▶ **AIM**
It is required that all of the data be written out exactly.

Dataset entries:
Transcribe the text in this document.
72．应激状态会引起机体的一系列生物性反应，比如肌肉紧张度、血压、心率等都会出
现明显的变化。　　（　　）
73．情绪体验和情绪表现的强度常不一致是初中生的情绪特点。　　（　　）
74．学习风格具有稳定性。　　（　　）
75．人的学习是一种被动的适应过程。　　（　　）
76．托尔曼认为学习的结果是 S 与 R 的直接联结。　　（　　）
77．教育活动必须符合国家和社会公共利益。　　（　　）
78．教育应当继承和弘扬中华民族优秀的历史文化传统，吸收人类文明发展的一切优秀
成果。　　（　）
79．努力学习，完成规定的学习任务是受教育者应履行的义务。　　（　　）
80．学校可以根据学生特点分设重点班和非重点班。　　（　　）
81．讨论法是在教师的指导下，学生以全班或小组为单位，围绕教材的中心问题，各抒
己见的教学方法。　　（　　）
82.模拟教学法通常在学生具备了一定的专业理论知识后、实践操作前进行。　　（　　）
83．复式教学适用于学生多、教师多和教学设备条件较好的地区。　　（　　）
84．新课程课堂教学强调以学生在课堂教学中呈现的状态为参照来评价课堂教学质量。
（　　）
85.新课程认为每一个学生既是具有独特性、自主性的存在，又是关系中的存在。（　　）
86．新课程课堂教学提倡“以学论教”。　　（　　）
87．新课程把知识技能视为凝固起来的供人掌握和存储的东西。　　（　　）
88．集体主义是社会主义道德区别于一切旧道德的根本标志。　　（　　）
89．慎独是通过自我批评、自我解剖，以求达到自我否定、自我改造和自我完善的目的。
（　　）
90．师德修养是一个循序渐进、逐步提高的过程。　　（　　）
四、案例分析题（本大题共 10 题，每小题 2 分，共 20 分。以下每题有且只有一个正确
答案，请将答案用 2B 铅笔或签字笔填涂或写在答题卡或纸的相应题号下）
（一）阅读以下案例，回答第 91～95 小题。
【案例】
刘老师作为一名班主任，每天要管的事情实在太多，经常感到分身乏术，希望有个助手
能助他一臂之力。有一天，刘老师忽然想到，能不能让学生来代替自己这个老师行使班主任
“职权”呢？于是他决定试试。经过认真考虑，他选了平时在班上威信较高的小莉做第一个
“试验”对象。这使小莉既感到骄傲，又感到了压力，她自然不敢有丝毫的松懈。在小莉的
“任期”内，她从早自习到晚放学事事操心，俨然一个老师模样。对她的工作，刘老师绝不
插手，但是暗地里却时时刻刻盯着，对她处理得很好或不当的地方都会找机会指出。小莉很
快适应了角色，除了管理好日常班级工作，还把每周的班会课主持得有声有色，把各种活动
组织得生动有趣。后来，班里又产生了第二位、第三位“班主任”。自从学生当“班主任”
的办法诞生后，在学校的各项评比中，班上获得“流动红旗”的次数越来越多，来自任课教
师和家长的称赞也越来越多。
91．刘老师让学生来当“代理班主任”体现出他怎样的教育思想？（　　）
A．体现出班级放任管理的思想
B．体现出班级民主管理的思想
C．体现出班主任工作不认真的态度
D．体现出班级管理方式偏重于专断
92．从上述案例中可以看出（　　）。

▶ **TASK OUTPUT**
Transcribe the text in this document.
72．应激状态会引起机体的一系列生物性反应，比如肌肉紧张度、血压、心率等都会出
现明显的变化。　　（　　）
73．情绪体验和情绪表现的强度常不一致是初中生的情绪特点。　　（　　）
74．学习风格具有稳定性。　　（　　）
75．人的学习是一种被动的适应过程。　　（　　）
76．托尔曼认为学习的结果是 S 与 R 的直接联结。　　（　　）
77．教育活动必须符合国家和社会公共利益。　　（　　）
78．教育应当继承和弘扬中华民族优秀的历史文化传统，吸收人类文明发展的一切优秀
成果。　　（　）
79．努力学习，完成规定的学习任务是受教育者应履行的义务。　　（　　）
80．学校可以根据学生特点分设重点班和非重点班。　　（　　）
81．讨论法是在教师的指导下，学生以全班或小组为单位，围绕教材的中心问题，各抒
己见的教学方法。　　（　　）
82.模拟教学法通常在学生具备了一定的专业理论知识后、实践操作前进行。　　（　　）
83．复式教学适用于学生多、教师多和教学设备条件较好的地区。　　（　　）
84．新课程课堂教学强调以学生在课堂教学中呈现的状态为参照来评价课堂教学质量。
（　　）
85.新课程认为每一个学生既是具有独特性、自主性的存在，又是关系中的存在。（　　）
86．新课程课堂教学提倡“以学论教”。　　（　　）
87．新课程把知识技能视为凝固起来的供人掌握和存储的东西。　　（　　）
88．集体主义是社会主义道德区别于一切旧道德的根本标志。　　（　　）
89．慎独是通过自我批评、自我解剖，以求达到自我否定、自我改造和自我完善的目的。
（　　）
90．师德修养是一个循序渐进、逐步提高的过程。　　（　　）
四、案例分析题（本大题共 10 题，每小题 2 分，共 20 分。以下每题有且只有一个正确
答案，请将答案用 2B 铅笔或签字笔填涂或写在答题卡或纸的相应题号下）
（一）阅读以下案例，回答第 91～95 小题。
【案例】
刘老师作为一名班主任，每天要管的事情实在太多，经常感到分身乏术，希望有个助手
能助他一臂之力。有一天，刘老师忽然想到，能不能让学生来代替自己这个老师行使班主任
“职权”呢？于是他决定试试。经过认真考虑，他选了平时在班上威信较高的小莉做第一个
“试验”对象。这使小莉既感到骄傲，又感到了压力，她自然不敢有丝毫的松懈。在小莉的
“任期”内，她从早自习到晚放学事事操心，俨然一个老师模样。对她的工作，刘老师绝不
插手，但是暗地里却时时刻刻盯着，对她处理得很好或不当的地方都会找机会指出。小莉很
快适应了角色，除了管理好日常班级工作，还把每周的班会课主持得有声有色，把各种活动
组织得生动有趣。后来，班里又产生了第二位、第三位“班主任”。自从学生当“班主任”
的办法诞生后，在学校的各项评比中，班上获得“流动红旗”的次数越来越多，来自任课教
师和家长的称赞也越来越多。
91．刘老师让学生来当“代理班主任”体现出他怎样的教育思想？（　　）
A．体现出班级放任管理的思想
B．体现出班级民主管理的思想
C．体现出班主任工作不认真的态度
D．体现出班级管理方式偏重于专断
92．从上述案例中可以看出（　　）。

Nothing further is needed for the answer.